[Start Data in this exercise]

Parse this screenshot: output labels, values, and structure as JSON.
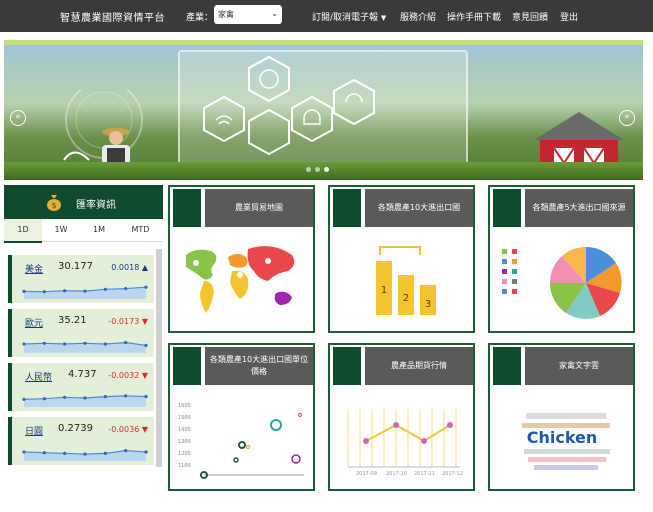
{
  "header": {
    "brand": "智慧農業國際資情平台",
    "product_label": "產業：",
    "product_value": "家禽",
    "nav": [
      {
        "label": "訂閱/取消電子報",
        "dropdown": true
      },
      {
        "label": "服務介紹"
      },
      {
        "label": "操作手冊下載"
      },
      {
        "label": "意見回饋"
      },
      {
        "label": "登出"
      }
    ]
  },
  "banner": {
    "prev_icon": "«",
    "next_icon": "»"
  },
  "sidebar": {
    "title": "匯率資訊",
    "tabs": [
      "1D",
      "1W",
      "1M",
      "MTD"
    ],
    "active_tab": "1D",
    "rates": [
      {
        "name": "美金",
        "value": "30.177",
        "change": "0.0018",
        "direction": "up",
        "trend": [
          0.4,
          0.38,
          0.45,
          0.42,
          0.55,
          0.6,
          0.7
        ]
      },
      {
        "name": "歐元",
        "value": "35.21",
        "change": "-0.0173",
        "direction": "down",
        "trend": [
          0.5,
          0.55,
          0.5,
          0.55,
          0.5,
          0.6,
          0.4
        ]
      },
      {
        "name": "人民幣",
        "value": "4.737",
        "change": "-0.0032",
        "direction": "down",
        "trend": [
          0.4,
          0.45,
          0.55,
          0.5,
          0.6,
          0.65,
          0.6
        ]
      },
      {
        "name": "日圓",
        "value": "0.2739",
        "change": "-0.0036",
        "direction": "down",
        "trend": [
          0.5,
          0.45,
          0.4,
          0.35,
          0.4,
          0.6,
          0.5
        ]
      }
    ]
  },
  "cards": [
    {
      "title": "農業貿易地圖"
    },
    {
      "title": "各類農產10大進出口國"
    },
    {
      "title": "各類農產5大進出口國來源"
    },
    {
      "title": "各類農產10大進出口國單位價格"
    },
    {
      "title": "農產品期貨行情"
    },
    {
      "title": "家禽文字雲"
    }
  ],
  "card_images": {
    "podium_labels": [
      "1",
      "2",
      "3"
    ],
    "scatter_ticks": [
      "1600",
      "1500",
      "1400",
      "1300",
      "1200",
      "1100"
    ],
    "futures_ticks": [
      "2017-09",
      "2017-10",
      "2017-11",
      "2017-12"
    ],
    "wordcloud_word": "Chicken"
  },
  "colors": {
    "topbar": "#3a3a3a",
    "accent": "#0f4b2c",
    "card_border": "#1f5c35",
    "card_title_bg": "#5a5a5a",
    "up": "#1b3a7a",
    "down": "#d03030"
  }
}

[End Data in this exercise]

Problem: Leave out all pictures, then copy the remaining material exactly.

The answer:
Parse this screenshot: output labels, values, and structure as JSON.
{
  "header": {
    "brand": "智慧農業國際資情平台",
    "product_label": "產業：",
    "product_value": "家禽",
    "nav": [
      {
        "label": "訂閱/取消電子報",
        "dropdown": true
      },
      {
        "label": "服務介紹"
      },
      {
        "label": "操作手冊下載"
      },
      {
        "label": "意見回饋"
      },
      {
        "label": "登出"
      }
    ]
  },
  "banner": {
    "prev_icon": "«",
    "next_icon": "»"
  },
  "sidebar": {
    "title": "匯率資訊",
    "tabs": [
      "1D",
      "1W",
      "1M",
      "MTD"
    ],
    "active_tab": "1D",
    "rates": [
      {
        "name": "美金",
        "value": "30.177",
        "change": "0.0018",
        "direction": "up",
        "trend": [
          0.4,
          0.38,
          0.45,
          0.42,
          0.55,
          0.6,
          0.7
        ]
      },
      {
        "name": "歐元",
        "value": "35.21",
        "change": "-0.0173",
        "direction": "down",
        "trend": [
          0.5,
          0.55,
          0.5,
          0.55,
          0.5,
          0.6,
          0.4
        ]
      },
      {
        "name": "人民幣",
        "value": "4.737",
        "change": "-0.0032",
        "direction": "down",
        "trend": [
          0.4,
          0.45,
          0.55,
          0.5,
          0.6,
          0.65,
          0.6
        ]
      },
      {
        "name": "日圓",
        "value": "0.2739",
        "change": "-0.0036",
        "direction": "down",
        "trend": [
          0.5,
          0.45,
          0.4,
          0.35,
          0.4,
          0.6,
          0.5
        ]
      }
    ]
  },
  "cards": [
    {
      "title": "農業貿易地圖"
    },
    {
      "title": "各類農產10大進出口國"
    },
    {
      "title": "各類農產5大進出口國來源"
    },
    {
      "title": "各類農產10大進出口國單位價格"
    },
    {
      "title": "農產品期貨行情"
    },
    {
      "title": "家禽文字雲"
    }
  ],
  "card_images": {
    "podium_labels": [
      "1",
      "2",
      "3"
    ],
    "scatter_ticks": [
      "1600",
      "1500",
      "1400",
      "1300",
      "1200",
      "1100"
    ],
    "futures_ticks": [
      "2017-09",
      "2017-10",
      "2017-11",
      "2017-12"
    ],
    "wordcloud_word": "Chicken"
  },
  "colors": {
    "topbar": "#3a3a3a",
    "accent": "#0f4b2c",
    "card_border": "#1f5c35",
    "card_title_bg": "#5a5a5a",
    "up": "#1b3a7a",
    "down": "#d03030"
  }
}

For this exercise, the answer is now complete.